### Activity
Answer these questions about the post on Indie Arcade Wave below.
(a) On what date did the "In the Scene" series begin?
(b) In which state is Wagner based?
(c) At which event did Wagner first realize that someone needed to cover the scene?

### Quoted passage
+===+
Indie Arcade Wave is a set of social media pages I’ve been meaning to cover for a long time. There’s no better encapsulation of what I love—what I stand for—than their stuff on Instagram, Twitter, and Facebook.
To briefly sum it up, Indie Arcade Wave highlights any and all developments to come out of the indie arcade scene, from one-off cabinets to full releases. There are some games I’d probably never have discovered if the pages didn’t exist.
Joe Wagner, the mastermind behind Indie Arcade Wave, began interviewing game developers and location owners about their work in a series called “In the Scene” beginning May 29, 2020. Since then, there have 16 episodes, featuring such names as Rob Howland, Anthony Prusakowski, Chris Meyers, Belia Portilla, Melissa Geils, and many more.
"I think it really hit me that someone needed to do [the scene] at BumbleBash 4," he said. "This was the first time that all of the indie folk had come together in one place. I had met Tony (Deathball), Dan (DSM Arcade), Josh and Nikita (Killer Queen), Shane and Dave (Cosmotrons), at conventions in the past, but I met Anthony and Rob (Armed and Gelatinous) and members of the BumbleBear team at BB4. Seeing how large the KQ scene was really what made me think about how long it took for them to build this and how cool that was.
"I think back to starting with Galactic Battleground, and I remember how much fun I had in that experience," he continued. "I wanted to create a space where new developers could go for advice and community. As well as help existing creators grow their reach. I have so many new friends and so many amazing memories from all of the trips I've been on. I just want to give back to all the joy that scene and community has given me."
Minnesota-based Wagner manages sales and marketing for Galactic Battleground in addition to his work on Indie Arcade Wave.
Although I’m probably a bit biased—indie arcade games are my favorite modern arcade games to play by far—I seriously recommend following the social media pages and subscribing to the YouTube channel. It’s a simple yet fun way to support to burgeoning indie dev community. Heck, it’s not unlikely that you’ll even discover something new to play.
As for me, I’ll keep trying my darnedest to support the games I love by covering them on my blog. I’ve also got a ton of “In the Scene” episodes to catch up on. (I, uh, get kinda busy with school.)
+===+
### Data supplied
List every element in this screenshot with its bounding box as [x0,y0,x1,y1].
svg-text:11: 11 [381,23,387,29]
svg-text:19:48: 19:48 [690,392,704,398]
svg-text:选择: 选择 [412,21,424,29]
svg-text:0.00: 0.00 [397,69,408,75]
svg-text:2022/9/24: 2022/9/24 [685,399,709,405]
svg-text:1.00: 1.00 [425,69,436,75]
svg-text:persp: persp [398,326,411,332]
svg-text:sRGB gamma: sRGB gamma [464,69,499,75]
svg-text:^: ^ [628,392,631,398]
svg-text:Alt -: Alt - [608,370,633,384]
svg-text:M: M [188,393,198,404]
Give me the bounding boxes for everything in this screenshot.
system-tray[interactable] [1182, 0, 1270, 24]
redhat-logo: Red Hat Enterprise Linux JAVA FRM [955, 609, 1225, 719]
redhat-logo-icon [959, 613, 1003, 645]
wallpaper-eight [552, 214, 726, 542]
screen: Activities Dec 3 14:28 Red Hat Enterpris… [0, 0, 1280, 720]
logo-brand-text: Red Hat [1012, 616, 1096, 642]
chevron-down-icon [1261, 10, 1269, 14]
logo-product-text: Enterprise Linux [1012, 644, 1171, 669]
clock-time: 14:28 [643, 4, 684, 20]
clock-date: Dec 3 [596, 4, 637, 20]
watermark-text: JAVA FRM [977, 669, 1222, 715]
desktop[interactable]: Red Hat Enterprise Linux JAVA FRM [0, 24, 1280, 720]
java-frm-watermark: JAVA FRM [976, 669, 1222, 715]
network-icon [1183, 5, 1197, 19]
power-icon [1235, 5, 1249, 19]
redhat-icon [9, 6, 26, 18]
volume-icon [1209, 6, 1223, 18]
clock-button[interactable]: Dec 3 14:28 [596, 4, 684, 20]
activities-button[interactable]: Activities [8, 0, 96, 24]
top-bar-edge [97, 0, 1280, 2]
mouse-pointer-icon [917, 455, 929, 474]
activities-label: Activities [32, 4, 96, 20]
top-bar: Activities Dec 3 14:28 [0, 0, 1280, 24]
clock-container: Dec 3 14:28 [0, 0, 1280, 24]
+===+
### Response below
(a) May 29, 2020
(b) Minnesota
(c) BumbleBash 4